[Items from a dataset]
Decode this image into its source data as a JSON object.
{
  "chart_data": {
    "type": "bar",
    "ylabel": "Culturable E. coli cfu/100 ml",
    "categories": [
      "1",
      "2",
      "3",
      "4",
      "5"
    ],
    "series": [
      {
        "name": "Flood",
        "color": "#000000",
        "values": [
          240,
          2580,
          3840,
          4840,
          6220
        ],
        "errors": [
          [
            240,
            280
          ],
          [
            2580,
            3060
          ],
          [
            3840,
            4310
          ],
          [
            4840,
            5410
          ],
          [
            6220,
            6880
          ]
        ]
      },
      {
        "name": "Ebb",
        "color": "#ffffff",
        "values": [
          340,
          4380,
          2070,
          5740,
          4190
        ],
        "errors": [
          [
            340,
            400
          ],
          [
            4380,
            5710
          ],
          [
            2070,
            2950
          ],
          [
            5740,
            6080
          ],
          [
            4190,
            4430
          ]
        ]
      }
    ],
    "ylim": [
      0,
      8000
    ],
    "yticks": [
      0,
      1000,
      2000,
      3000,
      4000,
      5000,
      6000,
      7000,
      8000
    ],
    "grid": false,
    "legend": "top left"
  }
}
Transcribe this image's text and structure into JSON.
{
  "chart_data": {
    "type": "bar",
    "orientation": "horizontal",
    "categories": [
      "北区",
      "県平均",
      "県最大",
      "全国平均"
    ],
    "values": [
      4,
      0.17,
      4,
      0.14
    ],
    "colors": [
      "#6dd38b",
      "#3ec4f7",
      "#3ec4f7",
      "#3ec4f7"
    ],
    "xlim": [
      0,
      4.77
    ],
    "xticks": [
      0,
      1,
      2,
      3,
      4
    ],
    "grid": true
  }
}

Task to complete –
Give back the lines of the listing from the one with "Transcribe this image's" through the end, both included, exactly as written and with nothing added.

The answer –
Transcribe this image's text and structure into JSON.
{
  "chart_data": {
    "type": "bar",
    "orientation": "horizontal",
    "categories": [
      "北区",
      "県平均",
      "県最大",
      "全国平均"
    ],
    "values": [
      4,
      0.17,
      4,
      0.14
    ],
    "colors": [
      "#6dd38b",
      "#3ec4f7",
      "#3ec4f7",
      "#3ec4f7"
    ],
    "xlim": [
      0,
      4.77
    ],
    "xticks": [
      0,
      1,
      2,
      3,
      4
    ],
    "grid": true
  }
}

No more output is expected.